§ The problem:
Transcribe the whole listing below without changing a word, but leave out every image.

§ Material shown:

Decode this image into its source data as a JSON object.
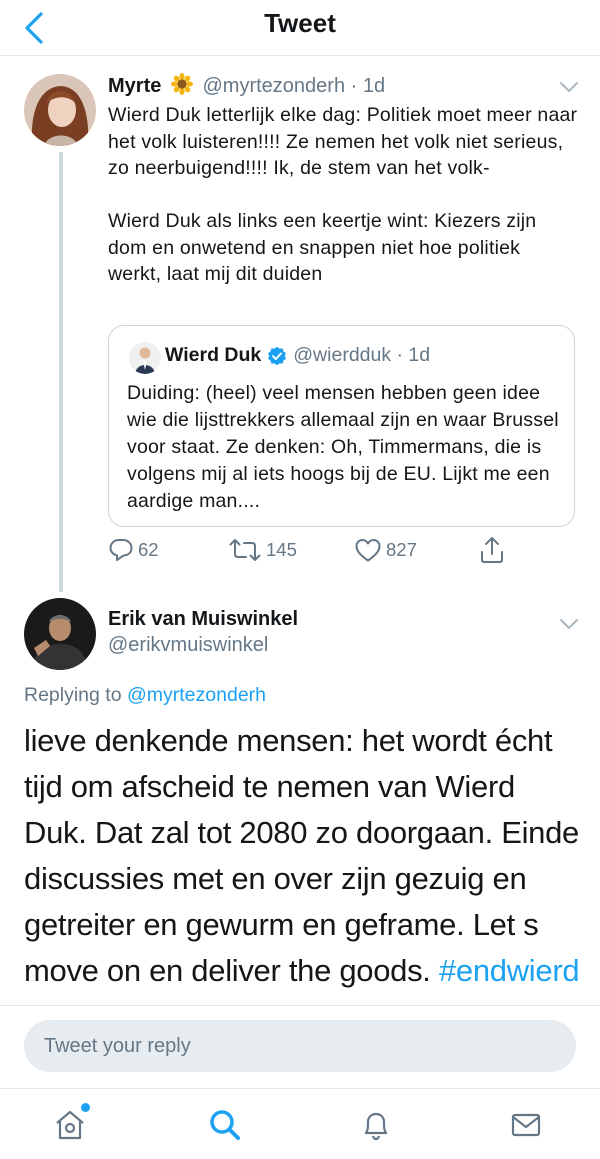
{
  "header": {
    "title": "Tweet"
  },
  "tweet1": {
    "name": "Myrte",
    "name_emoji": "sunflower-emoji",
    "handle_time": "@myrtezonderh · 1d",
    "text": "Wierd Duk letterlijk elke dag: Politiek moet meer naar het volk luisteren!!!! Ze nemen het volk niet serieus, zo neerbuigend!!!! Ik, de stem van het volk-\n\nWierd Duk als links een keertje wint: Kiezers zijn dom en onwetend en snappen niet hoe politiek werkt, laat mij dit duiden",
    "quote": {
      "name": "Wierd Duk",
      "handle_time": "@wierdduk · 1d",
      "text": "Duiding: (heel) veel mensen hebben geen idee wie die lijsttrekkers allemaal zijn en waar Brussel voor staat. Ze denken: Oh, Timmermans, die is volgens mij al iets hoogs bij de EU. Lijkt me een aardige man...."
    },
    "actions": {
      "replies": "62",
      "retweets": "145",
      "likes": "827"
    }
  },
  "tweet2": {
    "name": "Erik van Muiswinkel",
    "handle": "@erikvmuiswinkel",
    "replying_prefix": "Replying to ",
    "replying_handle": "@myrtezonderh",
    "text": "lieve denkende mensen: het wordt écht tijd om afscheid te nemen van Wierd Duk. Dat zal tot 2080 zo doorgaan. Einde discussies met en over zijn gezuig en getreiter en gewurm en geframe. Let s move on en deliver the goods. ",
    "hashtag": "#endwierd"
  },
  "reply": {
    "placeholder": "Tweet your reply"
  },
  "colors": {
    "accent": "#1da1f2",
    "muted": "#657786",
    "border": "#e1e8ed"
  },
  "tabs": [
    "home-icon",
    "search-icon",
    "notifications-icon",
    "messages-icon"
  ]
}
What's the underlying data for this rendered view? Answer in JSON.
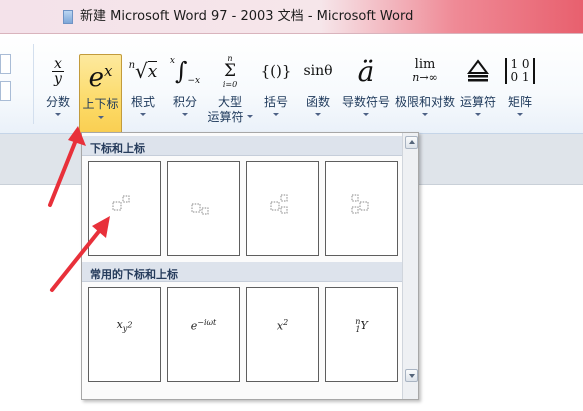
{
  "window": {
    "title": "新建 Microsoft Word 97 - 2003 文档 - Microsoft Word",
    "app_icon": "word-doc-icon"
  },
  "ribbon": {
    "buttons": [
      {
        "name": "fraction",
        "glyph": "x/y",
        "label": "分数"
      },
      {
        "name": "script",
        "glyph": "e^x",
        "label": "上下标",
        "active": true
      },
      {
        "name": "radical",
        "glyph": "ⁿ√x",
        "label": "根式"
      },
      {
        "name": "integral",
        "glyph": "∫",
        "label": "积分"
      },
      {
        "name": "large-operator",
        "glyph": "Σ",
        "label": "大型",
        "label2": "运算符"
      },
      {
        "name": "bracket",
        "glyph": "{()}",
        "label": "括号"
      },
      {
        "name": "function",
        "glyph": "sinθ",
        "label": "函数"
      },
      {
        "name": "accent",
        "glyph": "ä",
        "label": "导数符号"
      },
      {
        "name": "limit-log",
        "glyph": "lim n→∞",
        "label": "极限和对数"
      },
      {
        "name": "operator",
        "glyph": "≜",
        "label": "运算符"
      },
      {
        "name": "matrix",
        "glyph": "[1 0; 0 1]",
        "label": "矩阵"
      }
    ]
  },
  "gallery": {
    "section1_title": "下标和上标",
    "section2_title": "常用的下标和上标",
    "common": [
      {
        "base": "x",
        "sub": "y",
        "subsup": "2"
      },
      {
        "base": "e",
        "sup": "−iωt"
      },
      {
        "base": "x",
        "sup": "2"
      },
      {
        "pre_sup": "n",
        "pre_sub": "1",
        "base": "Y"
      }
    ]
  },
  "colors": {
    "active_button": "#fcd964",
    "annotation_arrow": "#e8303a",
    "section_header": "#dde3ec"
  }
}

§ Right answer:
Decode this image into its source data as a JSON object.
{
  "header": {
    "title": "Tweet"
  },
  "tweet1": {
    "name": "Myrte",
    "name_emoji": "sunflower-emoji",
    "handle_time": "@myrtezonderh · 1d",
    "text": "Wierd Duk letterlijk elke dag: Politiek moet meer naar het volk luisteren!!!! Ze nemen het volk niet serieus, zo neerbuigend!!!! Ik, de stem van het volk-\n\nWierd Duk als links een keertje wint: Kiezers zijn dom en onwetend en snappen niet hoe politiek werkt, laat mij dit duiden",
    "quote": {
      "name": "Wierd Duk",
      "handle_time": "@wierdduk · 1d",
      "text": "Duiding: (heel) veel mensen hebben geen idee wie die lijsttrekkers allemaal zijn en waar Brussel voor staat. Ze denken: Oh, Timmermans, die is volgens mij al iets hoogs bij de EU. Lijkt me een aardige man...."
    },
    "actions": {
      "replies": "62",
      "retweets": "145",
      "likes": "827"
    }
  },
  "tweet2": {
    "name": "Erik van Muiswinkel",
    "handle": "@erikvmuiswinkel",
    "replying_prefix": "Replying to ",
    "replying_handle": "@myrtezonderh",
    "text": "lieve denkende mensen: het wordt écht tijd om afscheid te nemen van Wierd Duk. Dat zal tot 2080 zo doorgaan. Einde discussies met en over zijn gezuig en getreiter en gewurm en geframe. Let s move on en deliver the goods. ",
    "hashtag": "#endwierd"
  },
  "reply": {
    "placeholder": "Tweet your reply"
  },
  "colors": {
    "accent": "#1da1f2",
    "muted": "#657786",
    "border": "#e1e8ed"
  },
  "tabs": [
    "home-icon",
    "search-icon",
    "notifications-icon",
    "messages-icon"
  ]
}
What's the underlying data for this rendered view? Answer in JSON.
{
  "window": {
    "title": "新建 Microsoft Word 97 - 2003 文档 - Microsoft Word",
    "app_icon": "word-doc-icon"
  },
  "ribbon": {
    "buttons": [
      {
        "name": "fraction",
        "glyph": "x/y",
        "label": "分数"
      },
      {
        "name": "script",
        "glyph": "e^x",
        "label": "上下标",
        "active": true
      },
      {
        "name": "radical",
        "glyph": "ⁿ√x",
        "label": "根式"
      },
      {
        "name": "integral",
        "glyph": "∫",
        "label": "积分"
      },
      {
        "name": "large-operator",
        "glyph": "Σ",
        "label": "大型",
        "label2": "运算符"
      },
      {
        "name": "bracket",
        "glyph": "{()}",
        "label": "括号"
      },
      {
        "name": "function",
        "glyph": "sinθ",
        "label": "函数"
      },
      {
        "name": "accent",
        "glyph": "ä",
        "label": "导数符号"
      },
      {
        "name": "limit-log",
        "glyph": "lim n→∞",
        "label": "极限和对数"
      },
      {
        "name": "operator",
        "glyph": "≜",
        "label": "运算符"
      },
      {
        "name": "matrix",
        "glyph": "[1 0; 0 1]",
        "label": "矩阵"
      }
    ]
  },
  "gallery": {
    "section1_title": "下标和上标",
    "section2_title": "常用的下标和上标",
    "common": [
      {
        "base": "x",
        "sub": "y",
        "subsup": "2"
      },
      {
        "base": "e",
        "sup": "−iωt"
      },
      {
        "base": "x",
        "sup": "2"
      },
      {
        "pre_sup": "n",
        "pre_sub": "1",
        "base": "Y"
      }
    ]
  },
  "colors": {
    "active_button": "#fcd964",
    "annotation_arrow": "#e8303a",
    "section_header": "#dde3ec"
  }
}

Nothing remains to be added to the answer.